_WHAT IS NEEDED:_
Using the listing below, copy every line that mentions "年市政道路项目一期施工".

── DATA LISTING

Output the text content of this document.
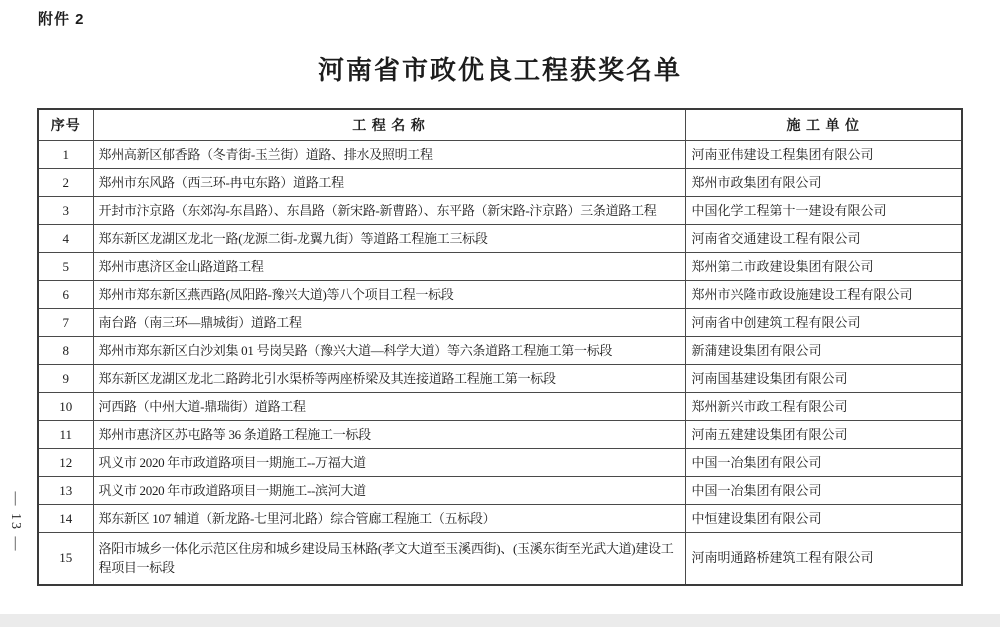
附件 2
河南省市政优良工程获奖名单
— 13 —
序号	工 程 名 称	施 工 单 位
1	郑州高新区郁香路（冬青街-玉兰街）道路、排水及照明工程	河南亚伟建设工程集团有限公司
2	郑州市东风路（西三环-冉屯东路）道路工程	郑州市政集团有限公司
3	开封市汴京路（东郊沟-东昌路）、东昌路（新宋路-新曹路）、东平路（新宋路-汴京路）三条道路工程	中国化学工程第十一建设有限公司
4	郑东新区龙湖区龙北一路(龙源二街-龙翼九街）等道路工程施工三标段	河南省交通建设工程有限公司
5	郑州市惠济区金山路道路工程	郑州第二市政建设集团有限公司
6	郑州市郑东新区燕西路(凤阳路-豫兴大道)等八个项目工程一标段	郑州市兴隆市政设施建设工程有限公司
7	南台路（南三环—鼎城街）道路工程	河南省中创建筑工程有限公司
8	郑州市郑东新区白沙刘集 01 号岗吴路（豫兴大道—科学大道）等六条道路工程施工第一标段	新蒲建设集团有限公司
9	郑东新区龙湖区龙北二路跨北引水渠桥等两座桥梁及其连接道路工程施工第一标段	河南国基建设集团有限公司
10	河西路（中州大道-鼎瑞街）道路工程	郑州新兴市政工程有限公司
11	郑州市惠济区苏屯路等 36 条道路工程施工一标段	河南五建建设集团有限公司
12	巩义市 2020 年市政道路项目一期施工--万福大道	中国一冶集团有限公司
13	巩义市 2020 年市政道路项目一期施工--滨河大道	中国一冶集团有限公司
14	郑东新区 107 辅道（新龙路-七里河北路）综合管廊工程施工（五标段）	中恒建设集团有限公司
15	洛阳市城乡一体化示范区住房和城乡建设局玉林路(孝文大道至玉溪西街)、(玉溪东街至光武大道)建设工程项目一标段	河南明通路桥建筑工程有限公司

────

_RESPONSE FOR THIS EXERCISE:_
12	巩义市 2020 年市政道路项目一期施工--万福大道	中国一冶集团有限公司
13	巩义市 2020 年市政道路项目一期施工--滨河大道	中国一冶集团有限公司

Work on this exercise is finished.